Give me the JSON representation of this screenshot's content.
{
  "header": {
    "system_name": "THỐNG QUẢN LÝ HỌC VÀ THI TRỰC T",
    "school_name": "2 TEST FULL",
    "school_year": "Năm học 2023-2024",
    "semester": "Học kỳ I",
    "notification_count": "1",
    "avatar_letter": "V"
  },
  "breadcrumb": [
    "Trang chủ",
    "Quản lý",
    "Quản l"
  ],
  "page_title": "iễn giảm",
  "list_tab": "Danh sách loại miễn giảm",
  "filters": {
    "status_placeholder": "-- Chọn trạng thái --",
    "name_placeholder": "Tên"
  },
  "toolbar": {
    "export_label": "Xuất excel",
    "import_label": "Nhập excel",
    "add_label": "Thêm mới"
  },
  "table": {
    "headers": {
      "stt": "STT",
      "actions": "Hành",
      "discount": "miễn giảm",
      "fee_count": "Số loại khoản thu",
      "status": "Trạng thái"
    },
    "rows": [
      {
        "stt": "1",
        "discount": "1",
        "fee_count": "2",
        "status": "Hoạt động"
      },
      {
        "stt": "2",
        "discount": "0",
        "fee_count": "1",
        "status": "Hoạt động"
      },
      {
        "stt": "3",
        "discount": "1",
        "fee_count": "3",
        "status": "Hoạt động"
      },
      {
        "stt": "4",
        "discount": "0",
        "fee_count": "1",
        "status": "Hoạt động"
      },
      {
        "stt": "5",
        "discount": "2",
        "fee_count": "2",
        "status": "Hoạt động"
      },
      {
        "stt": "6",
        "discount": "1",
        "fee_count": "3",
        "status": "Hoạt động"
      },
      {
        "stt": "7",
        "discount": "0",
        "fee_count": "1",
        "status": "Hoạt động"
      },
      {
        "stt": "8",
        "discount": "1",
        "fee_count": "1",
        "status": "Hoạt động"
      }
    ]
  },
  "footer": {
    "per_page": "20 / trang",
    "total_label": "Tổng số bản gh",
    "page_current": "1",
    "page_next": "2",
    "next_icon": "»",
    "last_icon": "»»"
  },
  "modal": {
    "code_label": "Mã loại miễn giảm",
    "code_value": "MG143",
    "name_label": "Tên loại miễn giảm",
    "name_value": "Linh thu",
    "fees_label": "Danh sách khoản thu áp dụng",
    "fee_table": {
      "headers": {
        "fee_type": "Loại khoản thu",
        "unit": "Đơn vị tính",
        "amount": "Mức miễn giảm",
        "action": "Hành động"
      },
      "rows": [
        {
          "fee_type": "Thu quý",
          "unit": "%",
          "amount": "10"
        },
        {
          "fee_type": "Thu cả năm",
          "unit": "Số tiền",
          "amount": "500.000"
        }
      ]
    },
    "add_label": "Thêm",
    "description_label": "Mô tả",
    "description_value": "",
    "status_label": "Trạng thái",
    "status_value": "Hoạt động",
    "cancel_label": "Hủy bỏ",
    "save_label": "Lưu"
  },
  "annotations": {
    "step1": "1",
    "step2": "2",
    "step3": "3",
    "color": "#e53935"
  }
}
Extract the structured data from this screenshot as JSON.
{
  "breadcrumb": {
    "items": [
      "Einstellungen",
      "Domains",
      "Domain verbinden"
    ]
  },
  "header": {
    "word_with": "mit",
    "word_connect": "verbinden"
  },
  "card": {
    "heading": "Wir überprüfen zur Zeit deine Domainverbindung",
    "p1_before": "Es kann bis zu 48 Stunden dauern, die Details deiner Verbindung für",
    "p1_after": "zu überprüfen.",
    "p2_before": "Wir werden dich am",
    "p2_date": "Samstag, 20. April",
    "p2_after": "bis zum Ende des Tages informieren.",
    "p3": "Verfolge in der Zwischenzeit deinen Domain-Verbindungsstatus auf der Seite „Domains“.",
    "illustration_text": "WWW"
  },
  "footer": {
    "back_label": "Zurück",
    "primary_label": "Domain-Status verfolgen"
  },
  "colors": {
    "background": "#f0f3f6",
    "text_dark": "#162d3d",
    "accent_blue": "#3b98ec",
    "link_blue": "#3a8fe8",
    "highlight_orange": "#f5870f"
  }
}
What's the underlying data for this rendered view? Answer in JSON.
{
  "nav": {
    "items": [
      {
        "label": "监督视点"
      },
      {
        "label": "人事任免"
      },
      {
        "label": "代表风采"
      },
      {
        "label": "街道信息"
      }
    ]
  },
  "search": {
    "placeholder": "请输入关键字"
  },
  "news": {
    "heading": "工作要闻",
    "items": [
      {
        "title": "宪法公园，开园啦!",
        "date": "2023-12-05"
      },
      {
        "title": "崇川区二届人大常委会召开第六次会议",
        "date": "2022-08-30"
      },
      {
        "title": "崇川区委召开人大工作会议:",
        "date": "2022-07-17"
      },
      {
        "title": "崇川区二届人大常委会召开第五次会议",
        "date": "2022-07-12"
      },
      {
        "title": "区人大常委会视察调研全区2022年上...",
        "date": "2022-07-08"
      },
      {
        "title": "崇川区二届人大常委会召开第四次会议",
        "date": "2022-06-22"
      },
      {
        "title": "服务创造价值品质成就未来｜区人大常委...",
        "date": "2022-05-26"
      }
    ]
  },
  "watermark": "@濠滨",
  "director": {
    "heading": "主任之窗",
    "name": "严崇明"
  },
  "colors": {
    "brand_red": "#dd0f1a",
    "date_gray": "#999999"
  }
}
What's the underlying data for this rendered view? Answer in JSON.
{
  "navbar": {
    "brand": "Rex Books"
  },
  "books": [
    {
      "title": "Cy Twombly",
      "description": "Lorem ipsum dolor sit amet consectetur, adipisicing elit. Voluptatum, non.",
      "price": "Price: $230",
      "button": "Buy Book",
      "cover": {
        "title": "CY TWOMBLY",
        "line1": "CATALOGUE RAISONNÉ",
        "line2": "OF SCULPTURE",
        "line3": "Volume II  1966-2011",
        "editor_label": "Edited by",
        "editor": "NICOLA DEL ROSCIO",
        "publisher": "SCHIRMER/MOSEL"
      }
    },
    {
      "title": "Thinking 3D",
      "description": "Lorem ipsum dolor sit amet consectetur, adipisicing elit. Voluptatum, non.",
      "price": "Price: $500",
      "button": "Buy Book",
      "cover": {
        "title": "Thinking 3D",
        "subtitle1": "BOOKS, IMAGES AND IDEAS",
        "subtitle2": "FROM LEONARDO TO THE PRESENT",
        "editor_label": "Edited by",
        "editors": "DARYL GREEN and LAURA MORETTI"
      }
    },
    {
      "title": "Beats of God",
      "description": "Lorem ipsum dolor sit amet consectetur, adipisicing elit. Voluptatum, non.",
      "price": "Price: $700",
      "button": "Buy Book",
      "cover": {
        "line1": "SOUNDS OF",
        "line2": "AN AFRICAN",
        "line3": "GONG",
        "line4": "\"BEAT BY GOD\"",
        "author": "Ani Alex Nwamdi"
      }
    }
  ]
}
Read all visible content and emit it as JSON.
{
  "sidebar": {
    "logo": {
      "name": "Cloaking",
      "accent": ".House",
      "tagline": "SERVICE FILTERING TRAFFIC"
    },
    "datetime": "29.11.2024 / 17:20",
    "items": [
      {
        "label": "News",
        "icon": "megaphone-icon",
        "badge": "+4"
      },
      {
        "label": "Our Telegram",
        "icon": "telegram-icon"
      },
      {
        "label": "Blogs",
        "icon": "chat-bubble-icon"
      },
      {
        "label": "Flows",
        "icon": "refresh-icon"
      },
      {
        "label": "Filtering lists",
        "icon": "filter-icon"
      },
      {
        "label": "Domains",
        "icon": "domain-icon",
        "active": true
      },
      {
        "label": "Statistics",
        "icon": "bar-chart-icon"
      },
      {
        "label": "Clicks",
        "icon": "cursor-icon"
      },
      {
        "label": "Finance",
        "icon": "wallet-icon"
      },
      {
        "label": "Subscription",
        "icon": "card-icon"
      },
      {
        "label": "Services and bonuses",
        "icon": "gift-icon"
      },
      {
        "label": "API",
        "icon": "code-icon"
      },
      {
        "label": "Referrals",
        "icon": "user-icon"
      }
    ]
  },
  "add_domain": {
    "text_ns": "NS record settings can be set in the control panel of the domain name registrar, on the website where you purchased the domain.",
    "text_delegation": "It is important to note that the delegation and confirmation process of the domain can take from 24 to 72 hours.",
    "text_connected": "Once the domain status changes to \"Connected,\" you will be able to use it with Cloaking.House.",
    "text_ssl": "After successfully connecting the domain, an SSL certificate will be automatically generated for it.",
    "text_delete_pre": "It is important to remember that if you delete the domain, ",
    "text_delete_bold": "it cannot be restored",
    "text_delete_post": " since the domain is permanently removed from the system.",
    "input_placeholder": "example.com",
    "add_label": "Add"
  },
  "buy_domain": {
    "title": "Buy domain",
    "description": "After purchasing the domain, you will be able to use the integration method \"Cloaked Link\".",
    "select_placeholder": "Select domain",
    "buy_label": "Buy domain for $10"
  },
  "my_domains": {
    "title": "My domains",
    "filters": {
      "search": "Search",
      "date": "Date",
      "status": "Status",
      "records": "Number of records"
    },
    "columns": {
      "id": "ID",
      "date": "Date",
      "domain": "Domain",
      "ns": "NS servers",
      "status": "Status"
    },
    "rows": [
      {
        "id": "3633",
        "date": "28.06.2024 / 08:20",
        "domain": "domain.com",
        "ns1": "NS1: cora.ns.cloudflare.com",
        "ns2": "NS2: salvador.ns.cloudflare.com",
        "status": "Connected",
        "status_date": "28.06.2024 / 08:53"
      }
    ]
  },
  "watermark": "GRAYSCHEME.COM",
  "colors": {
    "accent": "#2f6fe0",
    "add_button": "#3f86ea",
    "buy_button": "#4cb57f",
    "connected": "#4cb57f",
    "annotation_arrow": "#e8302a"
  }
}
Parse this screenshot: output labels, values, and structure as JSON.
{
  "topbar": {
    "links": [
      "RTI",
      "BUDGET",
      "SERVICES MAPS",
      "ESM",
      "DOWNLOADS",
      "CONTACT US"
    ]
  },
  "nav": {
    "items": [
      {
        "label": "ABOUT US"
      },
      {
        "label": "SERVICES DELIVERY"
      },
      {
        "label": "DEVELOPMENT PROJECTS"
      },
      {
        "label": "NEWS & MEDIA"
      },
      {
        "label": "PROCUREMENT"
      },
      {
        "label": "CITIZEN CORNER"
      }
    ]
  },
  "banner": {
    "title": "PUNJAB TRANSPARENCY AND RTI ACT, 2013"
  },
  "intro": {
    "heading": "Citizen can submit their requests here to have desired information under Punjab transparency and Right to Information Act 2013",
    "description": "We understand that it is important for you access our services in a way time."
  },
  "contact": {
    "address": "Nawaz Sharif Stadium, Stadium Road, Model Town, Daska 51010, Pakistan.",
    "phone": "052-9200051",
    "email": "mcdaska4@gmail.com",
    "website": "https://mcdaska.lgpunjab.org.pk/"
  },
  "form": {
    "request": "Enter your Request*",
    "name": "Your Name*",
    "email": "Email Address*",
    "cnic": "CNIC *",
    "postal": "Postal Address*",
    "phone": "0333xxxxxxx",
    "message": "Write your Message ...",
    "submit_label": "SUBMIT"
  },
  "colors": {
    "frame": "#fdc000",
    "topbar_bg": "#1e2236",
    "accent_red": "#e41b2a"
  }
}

OBJECTIVE -
Using the records above, copy every line that has the word "giảm" in it.

THE REPLY -
  "page_title": "iễn giảm",
  "list_tab": "Danh sách loại miễn giảm",
      "discount": "miễn giảm",
    "code_label": "Mã loại miễn giảm",
    "name_label": "Tên loại miễn giảm",
        "amount": "Mức miễn giảm",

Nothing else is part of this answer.